In the passage about Facebook and telecom companies, why are some telecoms holding back from joining the Telecom Infra Project? Answer in one to three sentences.

━━ PASSAGE TO READ ━━

Since Facebook embraced video, says WSJ, it now accounts for 16 percent of a mobile carrier’s traffic in North America, behind only YouTube at 20 percent, according to a Sandvine report in December 2015. The Silicon Valley companies also eat into telecom voice and text profits.

Privacy rules are another bone of contention, since telecoms can only sell location-based ads with difficulty, something that’s a cash cow for Google and Facebook. The recent brouhaha between Apple and the FBI also riles telecom executives who note that they are legally required to cooperate with law enforcement.

“If I need to provide services to the authorities in case there’s trouble, they should do the same,” said Vodafone chief executive Vittorio Colao, who notes that telecoms should also be able to capture customer traffic and data. “I think equal treatment should be applied because the services are the same.” Telecoms also complain that Google forces them to install a complete suite of apps to carry the phones, an issue the European Commission is formally investigating.

Facebook is both standing its ground and trying to appease the telecoms. Zuckerberg told telecom chiefs he supports their bid for less regulation — but opposes an extension of telecom rules to his company and others like it.

To appease telecoms, however, Facebook has also joined with 30 companies, including Intel, Nokia, Deutsche Telekom and other carriers, to share information about designing cellular networks. The Telecom Infra Project (TIP) is aimed at making it “easier and less expensive for telecommunications companies to connect people in places that don’t have cellular service.” The open-source initiative enables companies to solicit ideas for design improvements from anyone who wants to contribute.

Although AT&T is in active discussions to join TIP, other telecoms are holding back, concerned that the new initiative “could eventually lead to a direct challenge to their core business of building and running networks.” Still, the move represents an easing of tensions. “I think both sides realize they need each other,” said Nokia chief executive Rajeev Suri.

━━━
━━ DATA ROWS ━━

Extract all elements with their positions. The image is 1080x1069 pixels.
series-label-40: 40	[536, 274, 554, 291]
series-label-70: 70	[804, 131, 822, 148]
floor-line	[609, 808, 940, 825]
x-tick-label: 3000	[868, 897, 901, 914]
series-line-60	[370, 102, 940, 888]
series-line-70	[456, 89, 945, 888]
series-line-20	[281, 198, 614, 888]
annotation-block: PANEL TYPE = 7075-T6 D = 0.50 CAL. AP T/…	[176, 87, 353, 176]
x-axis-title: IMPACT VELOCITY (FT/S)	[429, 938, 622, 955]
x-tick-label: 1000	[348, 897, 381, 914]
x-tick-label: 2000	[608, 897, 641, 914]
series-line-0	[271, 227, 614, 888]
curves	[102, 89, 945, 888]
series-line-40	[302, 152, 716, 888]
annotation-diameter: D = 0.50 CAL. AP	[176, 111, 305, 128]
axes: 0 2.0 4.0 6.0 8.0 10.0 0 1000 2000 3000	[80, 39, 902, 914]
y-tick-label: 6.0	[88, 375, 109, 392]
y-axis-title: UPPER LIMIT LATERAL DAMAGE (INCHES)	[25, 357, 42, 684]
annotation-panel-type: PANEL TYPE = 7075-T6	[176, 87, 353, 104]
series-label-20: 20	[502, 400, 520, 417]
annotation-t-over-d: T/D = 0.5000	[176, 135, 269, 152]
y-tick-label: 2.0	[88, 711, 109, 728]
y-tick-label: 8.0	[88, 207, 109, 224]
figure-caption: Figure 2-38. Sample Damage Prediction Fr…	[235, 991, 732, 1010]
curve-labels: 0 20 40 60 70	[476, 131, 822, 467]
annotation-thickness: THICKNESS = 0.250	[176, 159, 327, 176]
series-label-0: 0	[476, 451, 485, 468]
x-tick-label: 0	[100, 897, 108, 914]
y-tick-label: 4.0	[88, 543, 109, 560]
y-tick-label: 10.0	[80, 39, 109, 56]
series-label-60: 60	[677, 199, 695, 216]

━━━

- _THE OUTPUT_:
They worry that the project "could eventually lead to a direct challenge to their core business of building and running networks."